WHAT TO PRODUCE — The complete listing should be restated exactly.

---------- GIVEN RECORDS

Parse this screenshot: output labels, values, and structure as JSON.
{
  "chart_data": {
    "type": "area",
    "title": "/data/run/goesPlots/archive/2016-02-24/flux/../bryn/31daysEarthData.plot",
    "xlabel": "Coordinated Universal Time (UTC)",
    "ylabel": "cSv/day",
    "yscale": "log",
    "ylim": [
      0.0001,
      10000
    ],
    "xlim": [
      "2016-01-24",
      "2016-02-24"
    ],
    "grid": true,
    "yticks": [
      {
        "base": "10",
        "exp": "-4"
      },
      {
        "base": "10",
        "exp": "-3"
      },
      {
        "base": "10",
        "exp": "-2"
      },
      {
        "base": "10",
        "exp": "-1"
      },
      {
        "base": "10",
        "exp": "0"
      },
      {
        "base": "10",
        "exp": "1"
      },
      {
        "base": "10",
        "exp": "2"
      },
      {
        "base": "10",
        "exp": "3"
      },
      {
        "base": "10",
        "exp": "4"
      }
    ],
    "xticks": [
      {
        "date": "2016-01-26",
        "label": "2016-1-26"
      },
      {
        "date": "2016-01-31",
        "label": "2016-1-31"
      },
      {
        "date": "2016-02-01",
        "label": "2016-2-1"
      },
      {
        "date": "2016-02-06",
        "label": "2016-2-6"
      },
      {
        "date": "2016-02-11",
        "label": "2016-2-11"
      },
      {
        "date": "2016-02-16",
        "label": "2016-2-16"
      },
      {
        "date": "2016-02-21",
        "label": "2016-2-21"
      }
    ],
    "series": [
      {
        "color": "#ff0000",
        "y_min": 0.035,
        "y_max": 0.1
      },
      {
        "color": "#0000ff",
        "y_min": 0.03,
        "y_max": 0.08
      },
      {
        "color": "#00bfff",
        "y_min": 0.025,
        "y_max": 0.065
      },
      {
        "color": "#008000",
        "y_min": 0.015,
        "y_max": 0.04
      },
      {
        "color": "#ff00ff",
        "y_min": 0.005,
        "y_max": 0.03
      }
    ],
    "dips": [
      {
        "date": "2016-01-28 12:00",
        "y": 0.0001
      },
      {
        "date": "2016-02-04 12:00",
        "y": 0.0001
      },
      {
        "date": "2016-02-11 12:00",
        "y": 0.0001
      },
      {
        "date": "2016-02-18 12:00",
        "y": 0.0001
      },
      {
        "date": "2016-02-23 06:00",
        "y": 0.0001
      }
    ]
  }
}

--------------------

EXERCISE RESPONSE —
Parse this screenshot: output labels, values, and structure as JSON.
{
  "chart_data": {
    "type": "area",
    "title": "/data/run/goesPlots/archive/2016-02-24/flux/../bryn/31daysEarthData.plot",
    "xlabel": "Coordinated Universal Time (UTC)",
    "ylabel": "cSv/day",
    "yscale": "log",
    "ylim": [
      0.0001,
      10000
    ],
    "xlim": [
      "2016-01-24",
      "2016-02-24"
    ],
    "grid": true,
    "yticks": [
      {
        "base": "10",
        "exp": "-4"
      },
      {
        "base": "10",
        "exp": "-3"
      },
      {
        "base": "10",
        "exp": "-2"
      },
      {
        "base": "10",
        "exp": "-1"
      },
      {
        "base": "10",
        "exp": "0"
      },
      {
        "base": "10",
        "exp": "1"
      },
      {
        "base": "10",
        "exp": "2"
      },
      {
        "base": "10",
        "exp": "3"
      },
      {
        "base": "10",
        "exp": "4"
      }
    ],
    "xticks": [
      {
        "date": "2016-01-26",
        "label": "2016-1-26"
      },
      {
        "date": "2016-01-31",
        "label": "2016-1-31"
      },
      {
        "date": "2016-02-01",
        "label": "2016-2-1"
      },
      {
        "date": "2016-02-06",
        "label": "2016-2-6"
      },
      {
        "date": "2016-02-11",
        "label": "2016-2-11"
      },
      {
        "date": "2016-02-16",
        "label": "2016-2-16"
      },
      {
        "date": "2016-02-21",
        "label": "2016-2-21"
      }
    ],
    "series": [
      {
        "color": "#ff0000",
        "y_min": 0.035,
        "y_max": 0.1
      },
      {
        "color": "#0000ff",
        "y_min": 0.03,
        "y_max": 0.08
      },
      {
        "color": "#00bfff",
        "y_min": 0.025,
        "y_max": 0.065
      },
      {
        "color": "#008000",
        "y_min": 0.015,
        "y_max": 0.04
      },
      {
        "color": "#ff00ff",
        "y_min": 0.005,
        "y_max": 0.03
      }
    ],
    "dips": [
      {
        "date": "2016-01-28 12:00",
        "y": 0.0001
      },
      {
        "date": "2016-02-04 12:00",
        "y": 0.0001
      },
      {
        "date": "2016-02-11 12:00",
        "y": 0.0001
      },
      {
        "date": "2016-02-18 12:00",
        "y": 0.0001
      },
      {
        "date": "2016-02-23 06:00",
        "y": 0.0001
      }
    ]
  }
}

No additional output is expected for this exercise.